== Stored data
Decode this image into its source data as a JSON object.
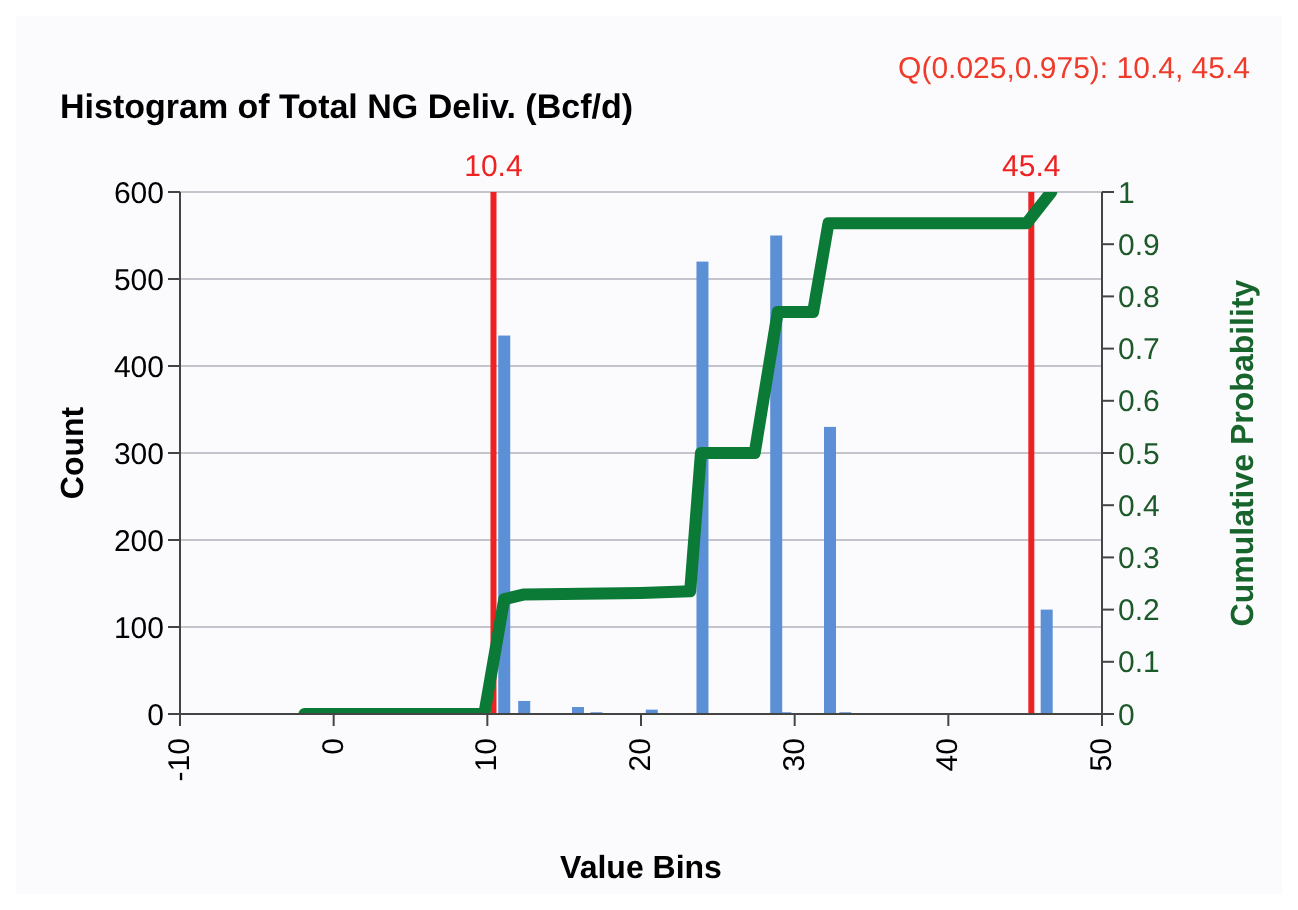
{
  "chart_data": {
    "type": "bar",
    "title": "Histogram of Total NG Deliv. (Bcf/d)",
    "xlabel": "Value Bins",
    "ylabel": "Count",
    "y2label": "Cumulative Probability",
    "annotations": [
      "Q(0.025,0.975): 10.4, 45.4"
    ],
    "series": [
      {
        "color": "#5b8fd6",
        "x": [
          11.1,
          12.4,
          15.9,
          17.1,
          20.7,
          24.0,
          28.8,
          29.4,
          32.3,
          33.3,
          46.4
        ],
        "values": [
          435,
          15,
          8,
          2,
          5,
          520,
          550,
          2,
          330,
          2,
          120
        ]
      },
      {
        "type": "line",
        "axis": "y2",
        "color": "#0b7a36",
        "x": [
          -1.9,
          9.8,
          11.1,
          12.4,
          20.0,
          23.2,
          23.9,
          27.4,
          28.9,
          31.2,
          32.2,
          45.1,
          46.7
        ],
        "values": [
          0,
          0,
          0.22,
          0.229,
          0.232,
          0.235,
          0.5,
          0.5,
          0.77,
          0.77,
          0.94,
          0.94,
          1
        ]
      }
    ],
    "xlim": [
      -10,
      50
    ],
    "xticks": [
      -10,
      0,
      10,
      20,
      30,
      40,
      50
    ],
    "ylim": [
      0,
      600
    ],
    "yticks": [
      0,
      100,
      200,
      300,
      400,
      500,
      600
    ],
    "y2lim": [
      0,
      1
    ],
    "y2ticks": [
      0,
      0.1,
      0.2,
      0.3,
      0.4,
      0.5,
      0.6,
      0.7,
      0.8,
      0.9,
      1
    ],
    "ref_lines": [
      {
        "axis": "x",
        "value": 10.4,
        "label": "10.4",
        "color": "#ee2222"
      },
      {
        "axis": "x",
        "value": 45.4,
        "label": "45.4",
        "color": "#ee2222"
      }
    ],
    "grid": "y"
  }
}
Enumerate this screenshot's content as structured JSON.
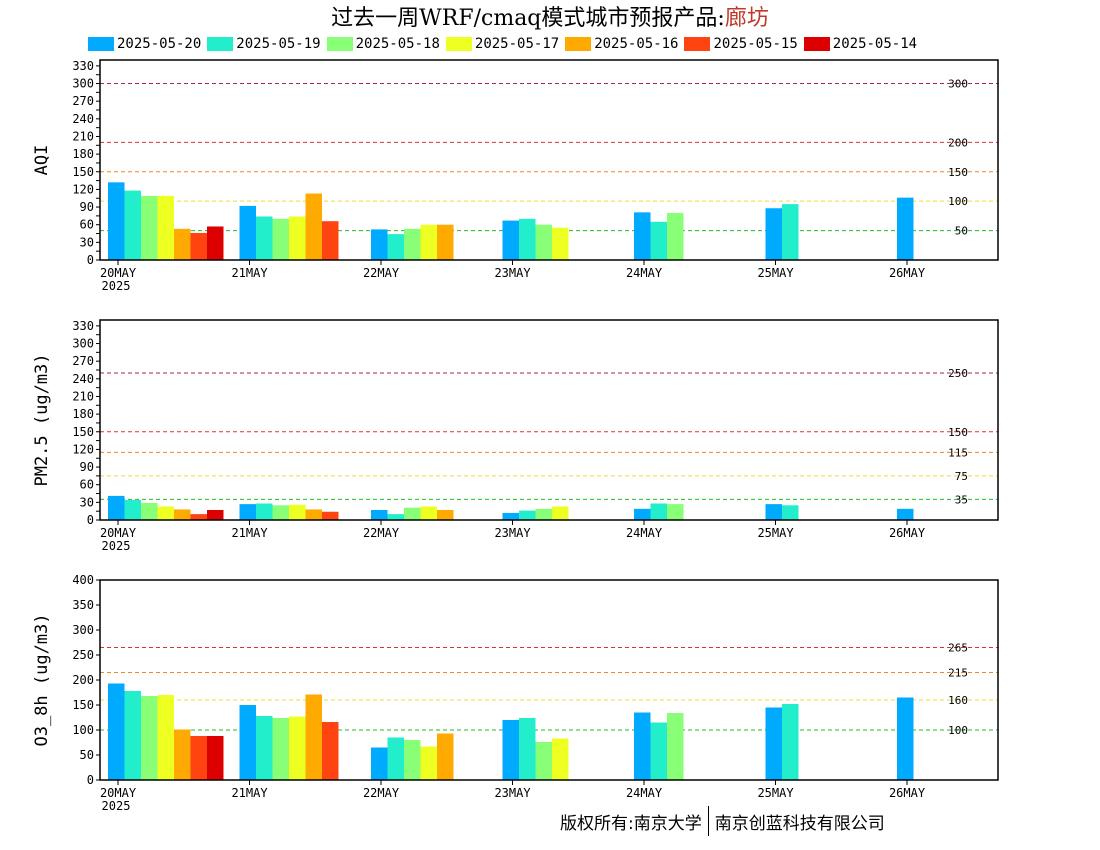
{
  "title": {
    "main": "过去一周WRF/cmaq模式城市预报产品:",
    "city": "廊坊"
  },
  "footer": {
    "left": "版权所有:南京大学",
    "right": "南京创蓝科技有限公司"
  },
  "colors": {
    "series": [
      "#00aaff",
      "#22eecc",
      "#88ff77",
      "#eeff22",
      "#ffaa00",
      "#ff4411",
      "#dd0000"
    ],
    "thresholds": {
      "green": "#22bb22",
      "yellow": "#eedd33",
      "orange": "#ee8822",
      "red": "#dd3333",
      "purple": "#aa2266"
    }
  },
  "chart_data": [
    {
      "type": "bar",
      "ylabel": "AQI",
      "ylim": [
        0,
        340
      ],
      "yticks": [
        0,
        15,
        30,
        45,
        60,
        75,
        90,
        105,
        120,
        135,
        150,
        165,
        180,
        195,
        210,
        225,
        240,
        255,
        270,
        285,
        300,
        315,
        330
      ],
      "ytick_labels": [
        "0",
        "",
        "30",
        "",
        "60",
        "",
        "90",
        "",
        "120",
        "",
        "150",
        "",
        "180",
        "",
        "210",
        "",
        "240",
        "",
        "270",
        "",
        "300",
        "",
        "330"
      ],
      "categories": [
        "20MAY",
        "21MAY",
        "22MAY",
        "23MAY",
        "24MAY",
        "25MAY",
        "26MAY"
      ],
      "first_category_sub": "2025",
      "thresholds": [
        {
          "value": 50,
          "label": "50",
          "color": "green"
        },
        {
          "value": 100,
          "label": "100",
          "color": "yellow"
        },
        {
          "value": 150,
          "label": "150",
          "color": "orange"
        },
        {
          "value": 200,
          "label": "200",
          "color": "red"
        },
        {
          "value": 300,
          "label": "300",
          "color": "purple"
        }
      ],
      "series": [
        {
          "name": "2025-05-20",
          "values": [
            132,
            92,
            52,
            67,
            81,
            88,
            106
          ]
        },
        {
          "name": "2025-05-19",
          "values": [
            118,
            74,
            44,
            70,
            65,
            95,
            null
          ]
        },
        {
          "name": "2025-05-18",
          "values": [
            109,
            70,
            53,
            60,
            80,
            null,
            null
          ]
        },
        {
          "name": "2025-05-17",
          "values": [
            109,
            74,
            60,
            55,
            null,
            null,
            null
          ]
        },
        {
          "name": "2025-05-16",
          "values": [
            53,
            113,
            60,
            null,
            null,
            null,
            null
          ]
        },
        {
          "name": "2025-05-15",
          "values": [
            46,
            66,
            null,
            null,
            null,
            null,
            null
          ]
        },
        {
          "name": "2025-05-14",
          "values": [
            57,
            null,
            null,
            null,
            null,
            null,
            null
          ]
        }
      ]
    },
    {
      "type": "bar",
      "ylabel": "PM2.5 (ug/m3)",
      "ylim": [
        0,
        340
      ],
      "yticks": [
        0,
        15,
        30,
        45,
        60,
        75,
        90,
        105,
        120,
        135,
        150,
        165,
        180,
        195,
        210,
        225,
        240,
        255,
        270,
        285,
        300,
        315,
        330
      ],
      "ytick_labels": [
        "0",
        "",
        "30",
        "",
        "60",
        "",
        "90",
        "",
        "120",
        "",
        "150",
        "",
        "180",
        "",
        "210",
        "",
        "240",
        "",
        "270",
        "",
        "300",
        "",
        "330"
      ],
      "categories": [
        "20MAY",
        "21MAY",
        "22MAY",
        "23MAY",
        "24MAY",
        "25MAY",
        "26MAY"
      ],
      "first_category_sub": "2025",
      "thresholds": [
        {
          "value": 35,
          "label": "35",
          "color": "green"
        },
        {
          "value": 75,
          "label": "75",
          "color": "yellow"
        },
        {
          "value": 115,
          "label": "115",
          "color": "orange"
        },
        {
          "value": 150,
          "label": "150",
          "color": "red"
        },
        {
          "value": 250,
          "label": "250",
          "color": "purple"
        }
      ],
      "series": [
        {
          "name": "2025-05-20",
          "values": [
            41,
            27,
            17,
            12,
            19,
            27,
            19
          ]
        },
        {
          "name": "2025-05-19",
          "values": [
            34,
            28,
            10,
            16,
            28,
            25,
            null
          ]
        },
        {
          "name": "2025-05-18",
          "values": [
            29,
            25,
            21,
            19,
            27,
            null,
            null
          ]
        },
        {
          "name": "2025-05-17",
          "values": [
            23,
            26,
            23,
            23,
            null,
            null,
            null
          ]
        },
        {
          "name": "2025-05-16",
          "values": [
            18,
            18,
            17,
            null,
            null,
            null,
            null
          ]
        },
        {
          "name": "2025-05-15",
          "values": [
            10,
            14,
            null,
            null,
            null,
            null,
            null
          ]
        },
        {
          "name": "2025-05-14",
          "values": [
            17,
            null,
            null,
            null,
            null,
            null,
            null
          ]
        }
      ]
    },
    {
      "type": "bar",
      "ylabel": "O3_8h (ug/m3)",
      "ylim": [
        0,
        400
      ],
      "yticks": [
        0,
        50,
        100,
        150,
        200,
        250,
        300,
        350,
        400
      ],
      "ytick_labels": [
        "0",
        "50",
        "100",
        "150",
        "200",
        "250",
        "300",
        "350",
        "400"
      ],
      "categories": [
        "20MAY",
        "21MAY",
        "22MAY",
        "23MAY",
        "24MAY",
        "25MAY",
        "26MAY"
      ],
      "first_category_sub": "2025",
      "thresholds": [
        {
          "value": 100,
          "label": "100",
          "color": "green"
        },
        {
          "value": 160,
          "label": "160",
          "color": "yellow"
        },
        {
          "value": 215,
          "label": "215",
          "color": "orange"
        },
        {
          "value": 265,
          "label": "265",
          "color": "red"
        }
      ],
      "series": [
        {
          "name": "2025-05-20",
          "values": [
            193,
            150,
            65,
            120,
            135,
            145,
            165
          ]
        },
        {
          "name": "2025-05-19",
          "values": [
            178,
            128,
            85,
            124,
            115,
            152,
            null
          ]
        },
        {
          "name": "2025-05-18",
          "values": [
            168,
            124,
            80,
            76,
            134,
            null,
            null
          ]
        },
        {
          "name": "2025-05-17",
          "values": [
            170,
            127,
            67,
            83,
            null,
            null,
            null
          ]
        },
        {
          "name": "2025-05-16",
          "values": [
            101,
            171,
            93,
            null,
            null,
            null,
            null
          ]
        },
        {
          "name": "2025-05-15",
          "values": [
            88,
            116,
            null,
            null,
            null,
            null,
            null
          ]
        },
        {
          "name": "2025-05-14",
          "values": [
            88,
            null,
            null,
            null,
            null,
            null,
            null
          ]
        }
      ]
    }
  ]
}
====
**To do**
In the listing above, how many lines include the word "title"? Answer with the number and nothing more.

**Task answer**
2